↓↓↓
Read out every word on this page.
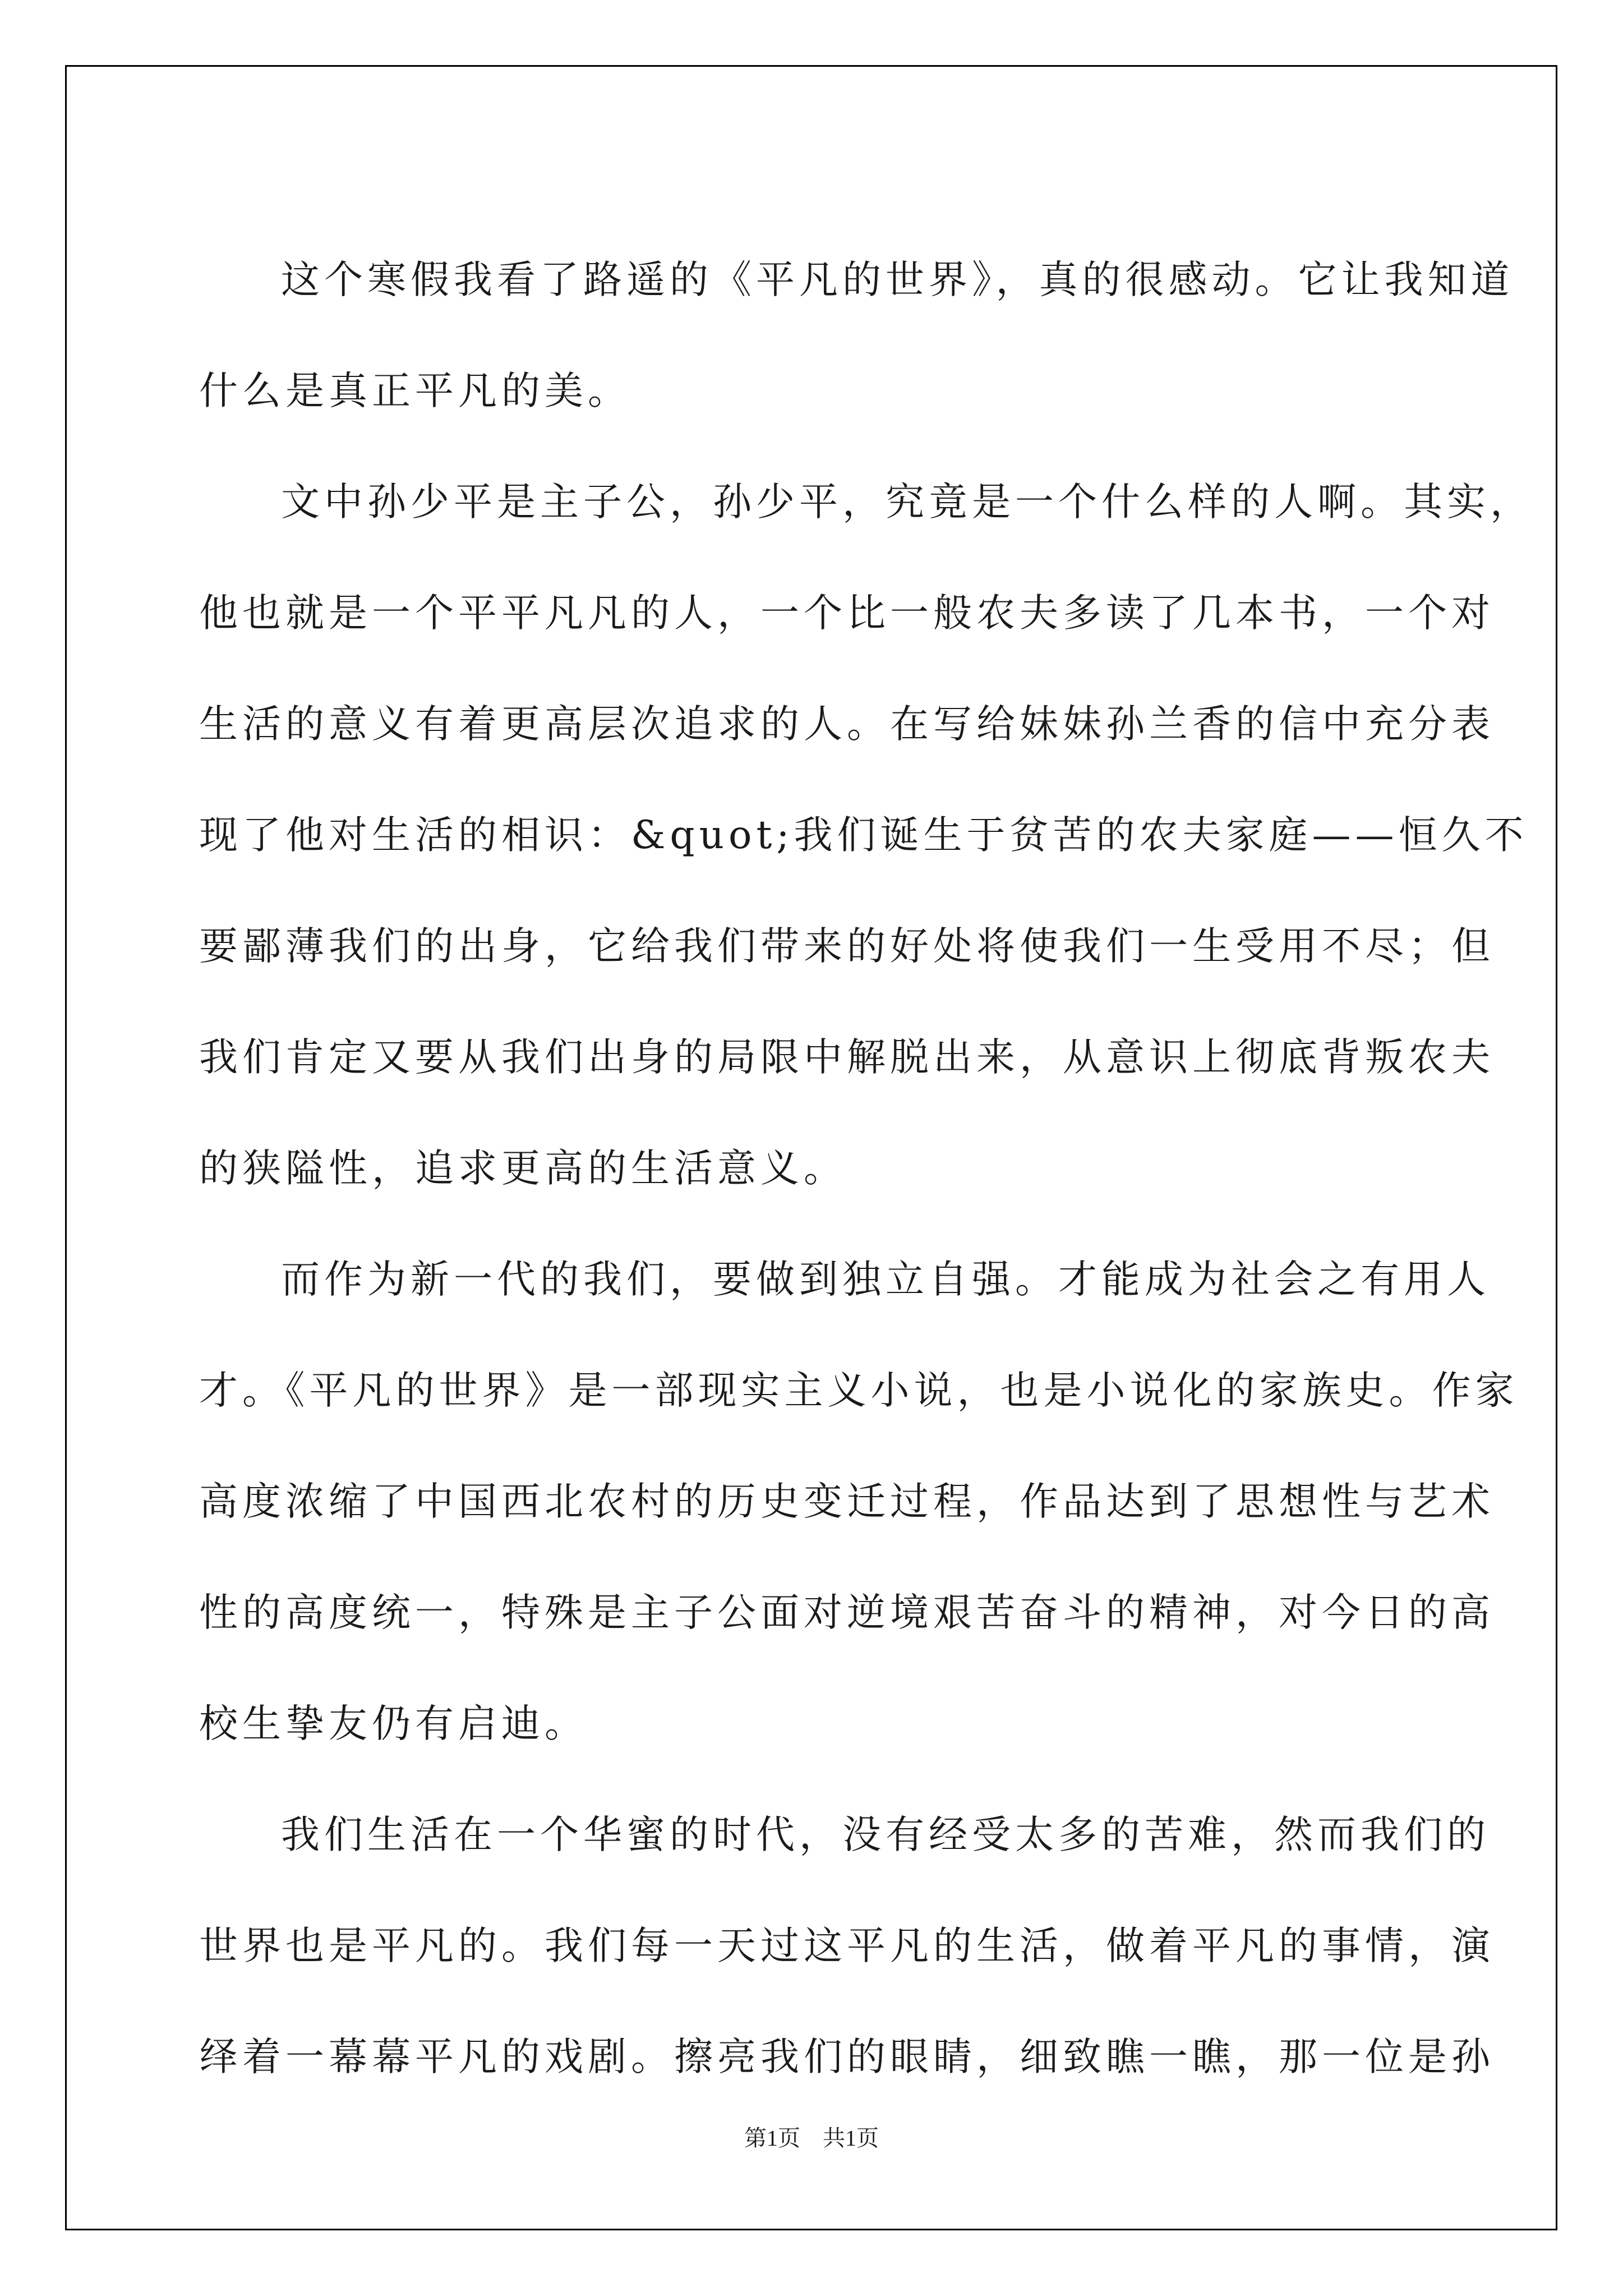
这个寒假我看了路遥的《平凡的世界》，真的很感动。它让我知道
什么是真正平凡的美。

文中孙少平是主子公，孙少平，究竟是一个什么样的人啊。其实，
他也就是一个平平凡凡的人，一个比一般农夫多读了几本书，一个对
生活的意义有着更高层次追求的人。在写给妹妹孙兰香的信中充分表
现了他对生活的相识：&quot;我们诞生于贫苦的农夫家庭——恒久不
要鄙薄我们的出身，它给我们带来的好处将使我们一生受用不尽；但
我们肯定又要从我们出身的局限中解脱出来，从意识上彻底背叛农夫
的狭隘性，追求更高的生活意义。

而作为新一代的我们，要做到独立自强。才能成为社会之有用人
才。《平凡的世界》是一部现实主义小说，也是小说化的家族史。作家
高度浓缩了中国西北农村的历史变迁过程，作品达到了思想性与艺术
性的高度统一，特殊是主子公面对逆境艰苦奋斗的精神，对今日的高
校生挚友仍有启迪。

我们生活在一个华蜜的时代，没有经受太多的苦难，然而我们的
世界也是平凡的。我们每一天过这平凡的生活，做着平凡的事情，演
绎着一幕幕平凡的戏剧。擦亮我们的眼睛，细致瞧一瞧，那一位是孙

第1页　共1页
↑↑↑
-- What you should do --
Print each record exactly as it stands, leaving the images out.

-- Correct response --
Read out every word on this page.
这个寒假我看了路遥的《平凡的世界》，真的很感动。它让我知道
什么是真正平凡的美。

文中孙少平是主子公，孙少平，究竟是一个什么样的人啊。其实，
他也就是一个平平凡凡的人，一个比一般农夫多读了几本书，一个对
生活的意义有着更高层次追求的人。在写给妹妹孙兰香的信中充分表
现了他对生活的相识：&quot;我们诞生于贫苦的农夫家庭——恒久不
要鄙薄我们的出身，它给我们带来的好处将使我们一生受用不尽；但
我们肯定又要从我们出身的局限中解脱出来，从意识上彻底背叛农夫
的狭隘性，追求更高的生活意义。

而作为新一代的我们，要做到独立自强。才能成为社会之有用人
才。《平凡的世界》是一部现实主义小说，也是小说化的家族史。作家
高度浓缩了中国西北农村的历史变迁过程，作品达到了思想性与艺术
性的高度统一，特殊是主子公面对逆境艰苦奋斗的精神，对今日的高
校生挚友仍有启迪。

我们生活在一个华蜜的时代，没有经受太多的苦难，然而我们的
世界也是平凡的。我们每一天过这平凡的生活，做着平凡的事情，演
绎着一幕幕平凡的戏剧。擦亮我们的眼睛，细致瞧一瞧，那一位是孙

第1页　共1页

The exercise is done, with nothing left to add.